— AIM —
Only the lines from the one containing "Read this page and output its text content." to the end of the material are to be copied, exactly and in full; images stay out.
++++++++++
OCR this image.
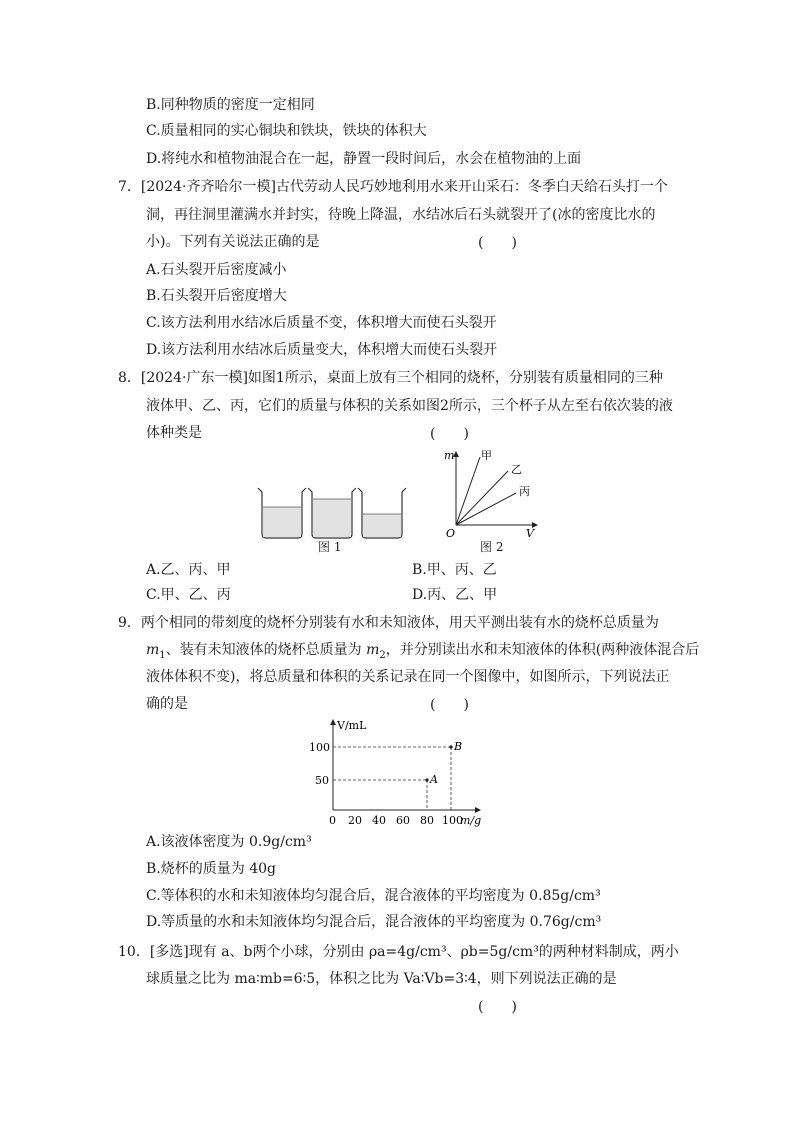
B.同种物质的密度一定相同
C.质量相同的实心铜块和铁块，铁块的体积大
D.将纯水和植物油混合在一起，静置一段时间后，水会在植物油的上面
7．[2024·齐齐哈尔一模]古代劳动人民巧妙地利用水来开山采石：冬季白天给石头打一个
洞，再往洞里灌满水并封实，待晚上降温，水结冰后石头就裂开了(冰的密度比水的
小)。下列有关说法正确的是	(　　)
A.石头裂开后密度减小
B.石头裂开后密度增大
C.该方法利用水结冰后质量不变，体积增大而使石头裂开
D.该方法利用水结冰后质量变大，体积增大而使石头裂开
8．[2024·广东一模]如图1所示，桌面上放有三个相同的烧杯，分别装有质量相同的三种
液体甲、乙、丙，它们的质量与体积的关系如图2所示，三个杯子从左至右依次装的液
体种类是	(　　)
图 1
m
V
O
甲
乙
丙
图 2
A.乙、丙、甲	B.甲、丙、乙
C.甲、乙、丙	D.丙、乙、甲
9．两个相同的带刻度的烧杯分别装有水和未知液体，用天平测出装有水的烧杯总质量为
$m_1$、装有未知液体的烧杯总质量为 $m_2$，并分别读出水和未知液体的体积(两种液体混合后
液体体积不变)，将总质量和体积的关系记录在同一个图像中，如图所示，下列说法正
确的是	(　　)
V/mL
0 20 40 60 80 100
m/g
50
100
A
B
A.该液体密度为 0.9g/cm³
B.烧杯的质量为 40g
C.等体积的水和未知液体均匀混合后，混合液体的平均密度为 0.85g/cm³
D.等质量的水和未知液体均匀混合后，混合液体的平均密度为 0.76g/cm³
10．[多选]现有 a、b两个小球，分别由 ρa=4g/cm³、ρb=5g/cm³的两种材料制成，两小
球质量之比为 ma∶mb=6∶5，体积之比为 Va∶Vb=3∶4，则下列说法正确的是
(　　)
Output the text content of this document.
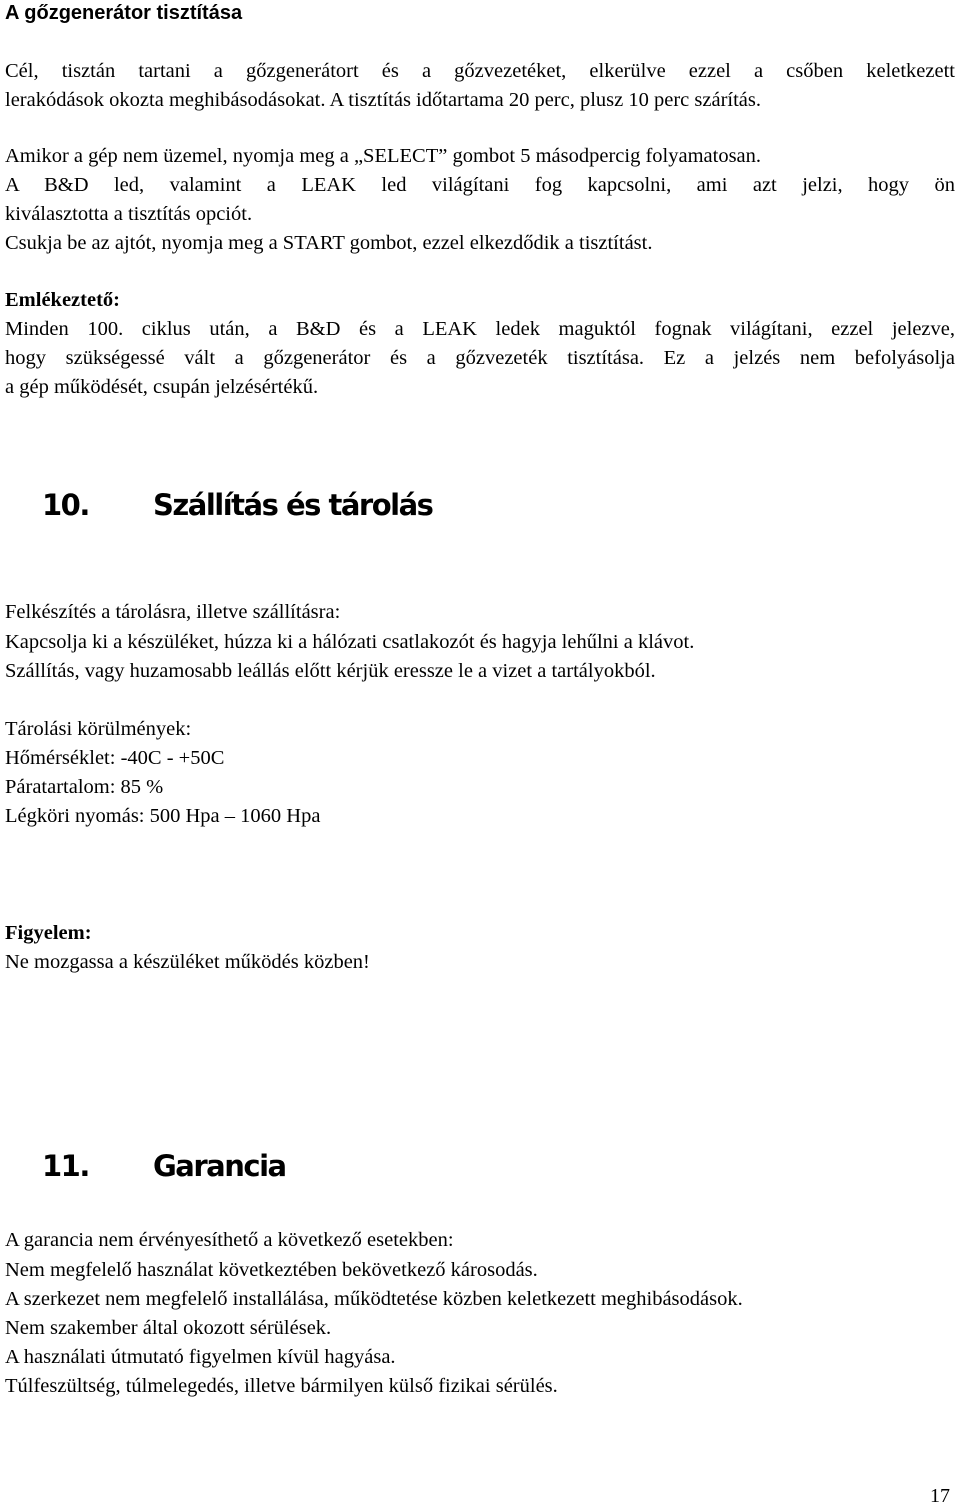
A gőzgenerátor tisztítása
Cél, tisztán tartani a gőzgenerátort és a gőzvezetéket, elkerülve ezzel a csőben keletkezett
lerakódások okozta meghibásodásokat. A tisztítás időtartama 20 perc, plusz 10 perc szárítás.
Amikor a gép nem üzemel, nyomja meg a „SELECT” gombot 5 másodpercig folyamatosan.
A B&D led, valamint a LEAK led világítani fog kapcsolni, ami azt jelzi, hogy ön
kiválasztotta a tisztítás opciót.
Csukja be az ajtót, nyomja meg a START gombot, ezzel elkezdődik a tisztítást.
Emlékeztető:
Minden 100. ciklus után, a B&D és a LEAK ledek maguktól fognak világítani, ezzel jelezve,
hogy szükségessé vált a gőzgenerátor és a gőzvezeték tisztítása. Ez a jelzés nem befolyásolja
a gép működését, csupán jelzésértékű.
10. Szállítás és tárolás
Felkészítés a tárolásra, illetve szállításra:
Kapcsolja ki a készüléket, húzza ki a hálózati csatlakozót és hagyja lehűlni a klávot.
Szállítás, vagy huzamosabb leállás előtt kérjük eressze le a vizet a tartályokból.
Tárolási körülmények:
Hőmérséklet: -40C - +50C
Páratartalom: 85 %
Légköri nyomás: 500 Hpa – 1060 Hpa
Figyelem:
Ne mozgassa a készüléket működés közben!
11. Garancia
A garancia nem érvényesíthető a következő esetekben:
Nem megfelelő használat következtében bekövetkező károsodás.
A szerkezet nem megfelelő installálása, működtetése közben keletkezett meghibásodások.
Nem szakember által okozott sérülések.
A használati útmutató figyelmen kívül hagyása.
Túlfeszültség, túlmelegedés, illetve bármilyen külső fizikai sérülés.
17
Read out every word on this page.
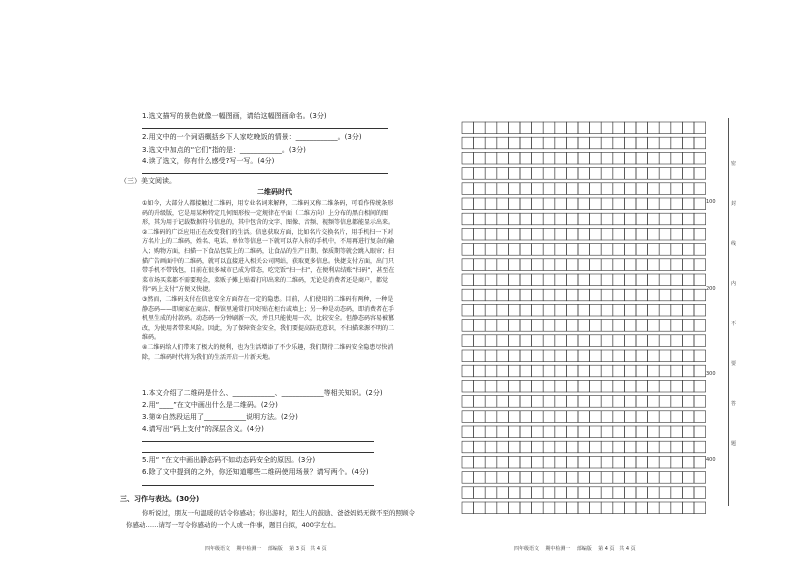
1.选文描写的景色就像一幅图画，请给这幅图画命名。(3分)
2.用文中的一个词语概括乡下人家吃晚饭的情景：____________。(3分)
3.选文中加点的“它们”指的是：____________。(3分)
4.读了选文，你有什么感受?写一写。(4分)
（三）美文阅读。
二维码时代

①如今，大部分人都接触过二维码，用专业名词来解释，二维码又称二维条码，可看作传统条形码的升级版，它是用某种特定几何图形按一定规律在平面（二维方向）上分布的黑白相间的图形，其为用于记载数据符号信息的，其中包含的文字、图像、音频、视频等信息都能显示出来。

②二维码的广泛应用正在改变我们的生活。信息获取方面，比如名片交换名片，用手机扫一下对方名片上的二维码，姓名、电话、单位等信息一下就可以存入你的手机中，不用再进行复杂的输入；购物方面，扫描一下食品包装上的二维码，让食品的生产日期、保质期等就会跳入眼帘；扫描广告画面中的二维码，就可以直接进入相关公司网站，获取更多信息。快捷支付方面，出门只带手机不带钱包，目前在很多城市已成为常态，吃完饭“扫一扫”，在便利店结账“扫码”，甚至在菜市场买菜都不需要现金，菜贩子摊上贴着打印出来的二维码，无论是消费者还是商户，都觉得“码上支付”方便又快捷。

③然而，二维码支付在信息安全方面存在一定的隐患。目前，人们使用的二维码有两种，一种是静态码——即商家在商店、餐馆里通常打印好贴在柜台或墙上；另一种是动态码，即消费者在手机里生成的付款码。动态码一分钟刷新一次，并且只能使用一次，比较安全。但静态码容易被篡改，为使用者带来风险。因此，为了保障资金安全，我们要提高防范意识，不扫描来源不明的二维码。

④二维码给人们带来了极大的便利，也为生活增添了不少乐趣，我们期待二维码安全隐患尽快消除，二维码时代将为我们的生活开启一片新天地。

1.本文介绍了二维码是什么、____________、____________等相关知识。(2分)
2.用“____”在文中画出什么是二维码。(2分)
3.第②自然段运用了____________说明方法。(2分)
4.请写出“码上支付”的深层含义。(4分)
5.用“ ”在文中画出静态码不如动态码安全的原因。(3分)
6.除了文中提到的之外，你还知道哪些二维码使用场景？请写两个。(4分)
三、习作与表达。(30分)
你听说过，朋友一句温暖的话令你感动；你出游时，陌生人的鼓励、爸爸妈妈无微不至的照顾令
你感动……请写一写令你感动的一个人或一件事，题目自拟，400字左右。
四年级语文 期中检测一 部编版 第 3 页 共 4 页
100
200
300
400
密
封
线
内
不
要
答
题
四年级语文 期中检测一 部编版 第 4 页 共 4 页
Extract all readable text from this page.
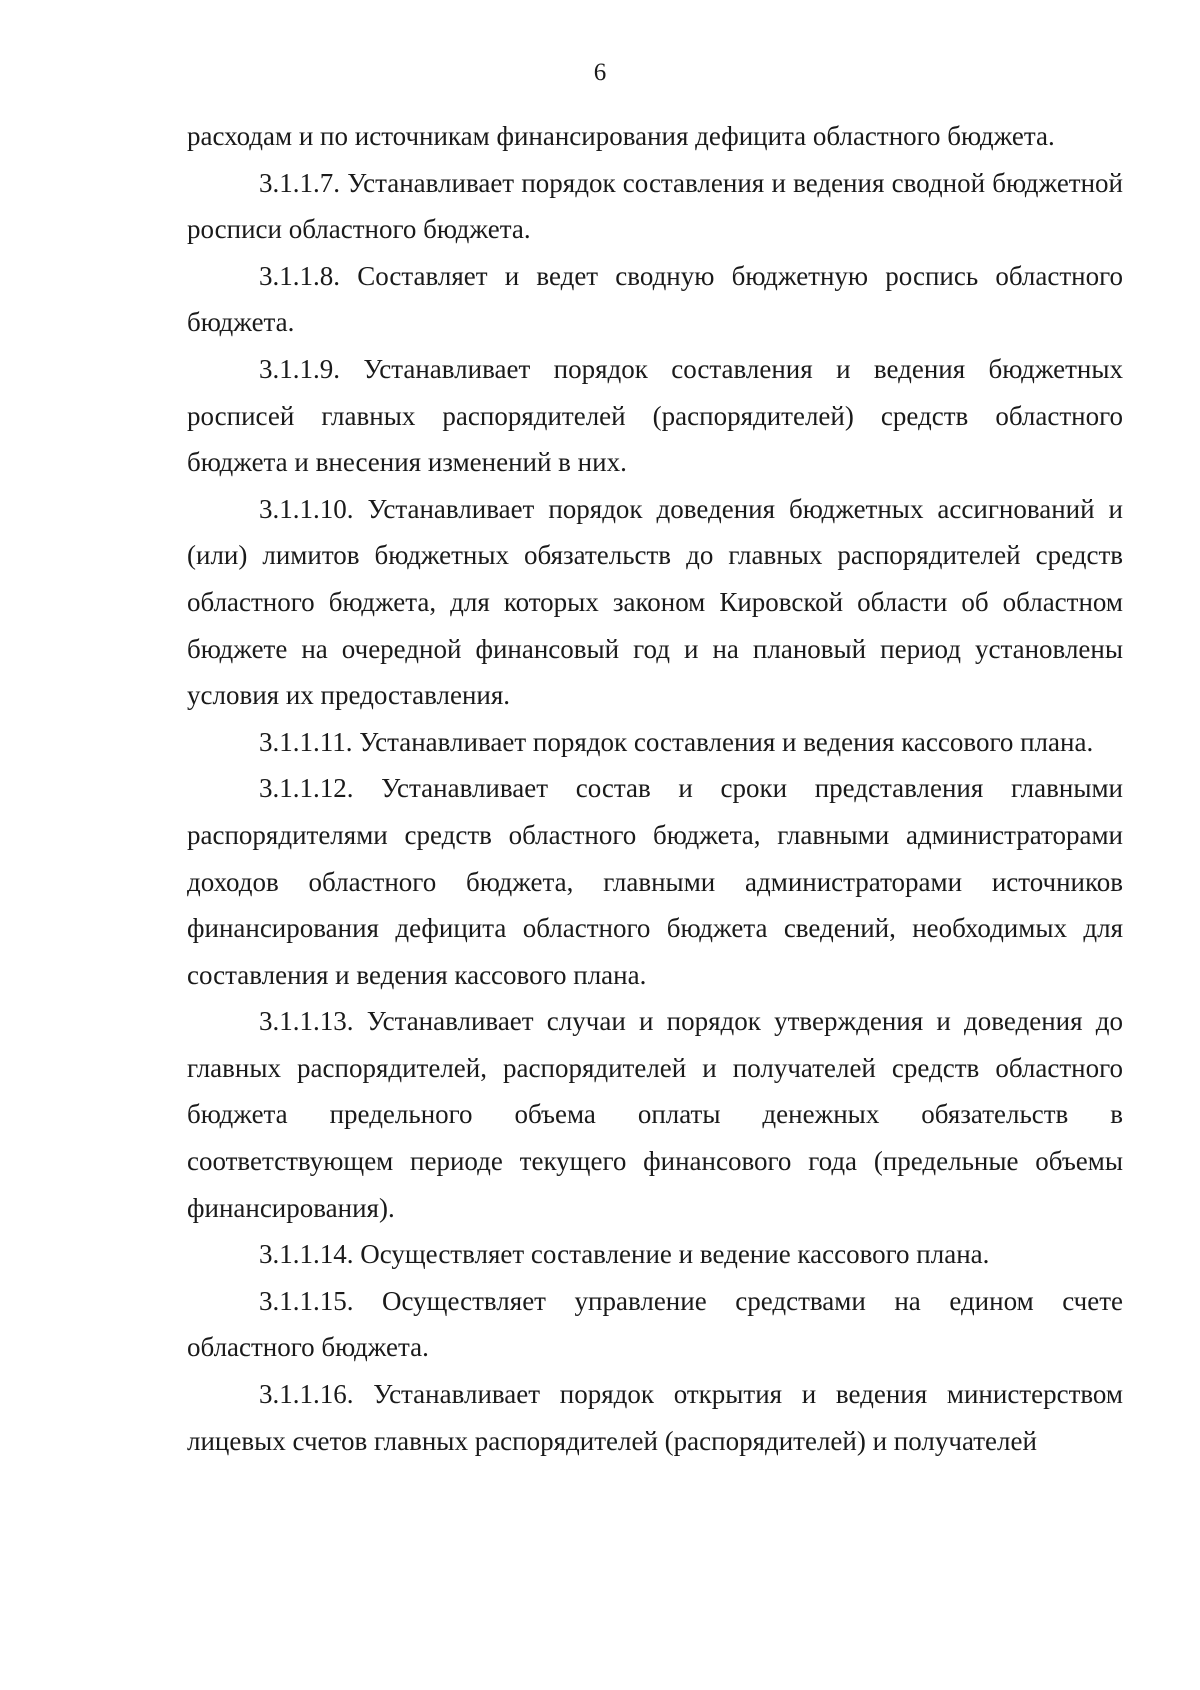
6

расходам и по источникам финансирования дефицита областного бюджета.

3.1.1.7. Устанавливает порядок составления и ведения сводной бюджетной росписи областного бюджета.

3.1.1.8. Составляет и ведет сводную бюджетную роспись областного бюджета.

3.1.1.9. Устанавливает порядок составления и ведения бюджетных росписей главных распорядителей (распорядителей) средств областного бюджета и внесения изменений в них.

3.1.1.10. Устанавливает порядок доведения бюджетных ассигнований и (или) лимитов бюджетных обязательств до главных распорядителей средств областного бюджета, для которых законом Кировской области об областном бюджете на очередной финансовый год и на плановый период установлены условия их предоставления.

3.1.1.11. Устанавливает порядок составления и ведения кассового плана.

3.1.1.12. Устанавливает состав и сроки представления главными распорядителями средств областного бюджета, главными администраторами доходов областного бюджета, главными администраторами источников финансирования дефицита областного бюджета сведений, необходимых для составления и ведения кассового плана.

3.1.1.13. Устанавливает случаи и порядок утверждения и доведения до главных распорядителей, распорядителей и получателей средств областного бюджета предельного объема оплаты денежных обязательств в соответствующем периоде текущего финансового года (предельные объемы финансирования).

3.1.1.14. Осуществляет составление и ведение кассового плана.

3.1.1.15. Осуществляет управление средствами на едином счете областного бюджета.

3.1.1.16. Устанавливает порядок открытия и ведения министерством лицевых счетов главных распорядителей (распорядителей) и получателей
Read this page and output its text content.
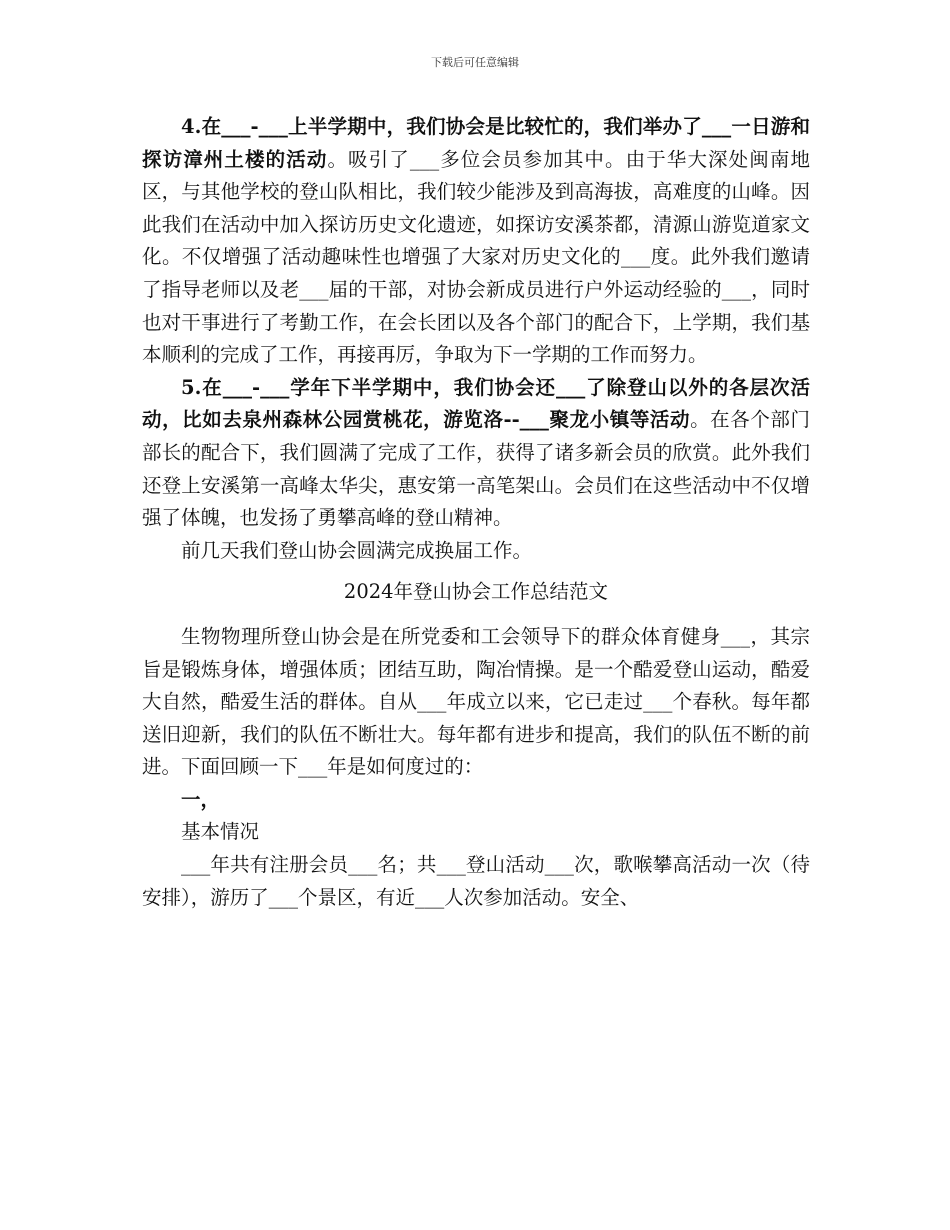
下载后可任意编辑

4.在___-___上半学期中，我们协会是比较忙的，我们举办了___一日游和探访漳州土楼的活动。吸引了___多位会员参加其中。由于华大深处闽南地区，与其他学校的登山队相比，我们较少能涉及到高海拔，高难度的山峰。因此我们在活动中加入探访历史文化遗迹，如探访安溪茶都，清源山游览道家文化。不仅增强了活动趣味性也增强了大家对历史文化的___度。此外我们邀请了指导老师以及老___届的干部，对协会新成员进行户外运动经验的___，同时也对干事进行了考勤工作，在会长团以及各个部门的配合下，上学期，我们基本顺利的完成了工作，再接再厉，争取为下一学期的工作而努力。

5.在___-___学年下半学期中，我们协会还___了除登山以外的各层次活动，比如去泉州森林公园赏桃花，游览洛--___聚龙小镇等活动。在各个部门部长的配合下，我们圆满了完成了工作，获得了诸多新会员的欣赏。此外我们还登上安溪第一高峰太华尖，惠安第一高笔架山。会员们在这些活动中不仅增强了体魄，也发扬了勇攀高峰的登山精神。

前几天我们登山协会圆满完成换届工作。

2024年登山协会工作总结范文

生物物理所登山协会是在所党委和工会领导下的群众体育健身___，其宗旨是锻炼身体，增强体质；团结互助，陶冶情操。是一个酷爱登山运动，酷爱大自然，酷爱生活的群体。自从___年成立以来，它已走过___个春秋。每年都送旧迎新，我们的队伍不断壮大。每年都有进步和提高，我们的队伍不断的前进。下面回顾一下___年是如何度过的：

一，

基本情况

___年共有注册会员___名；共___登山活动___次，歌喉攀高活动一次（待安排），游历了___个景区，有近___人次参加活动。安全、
++++++++++
— WORKED SOLUTION —
Read this page and output its text content.
下载后可任意编辑

4.在___-___上半学期中，我们协会是比较忙的，我们举办了___一日游和探访漳州土楼的活动。吸引了___多位会员参加其中。由于华大深处闽南地区，与其他学校的登山队相比，我们较少能涉及到高海拔，高难度的山峰。因此我们在活动中加入探访历史文化遗迹，如探访安溪茶都，清源山游览道家文化。不仅增强了活动趣味性也增强了大家对历史文化的___度。此外我们邀请了指导老师以及老___届的干部，对协会新成员进行户外运动经验的___，同时也对干事进行了考勤工作，在会长团以及各个部门的配合下，上学期，我们基本顺利的完成了工作，再接再厉，争取为下一学期的工作而努力。

5.在___-___学年下半学期中，我们协会还___了除登山以外的各层次活动，比如去泉州森林公园赏桃花，游览洛--___聚龙小镇等活动。在各个部门部长的配合下，我们圆满了完成了工作，获得了诸多新会员的欣赏。此外我们还登上安溪第一高峰太华尖，惠安第一高笔架山。会员们在这些活动中不仅增强了体魄，也发扬了勇攀高峰的登山精神。

前几天我们登山协会圆满完成换届工作。

2024年登山协会工作总结范文

生物物理所登山协会是在所党委和工会领导下的群众体育健身___，其宗旨是锻炼身体，增强体质；团结互助，陶冶情操。是一个酷爱登山运动，酷爱大自然，酷爱生活的群体。自从___年成立以来，它已走过___个春秋。每年都送旧迎新，我们的队伍不断壮大。每年都有进步和提高，我们的队伍不断的前进。下面回顾一下___年是如何度过的：

一，

基本情况

___年共有注册会员___名；共___登山活动___次，歌喉攀高活动一次（待安排），游历了___个景区，有近___人次参加活动。安全、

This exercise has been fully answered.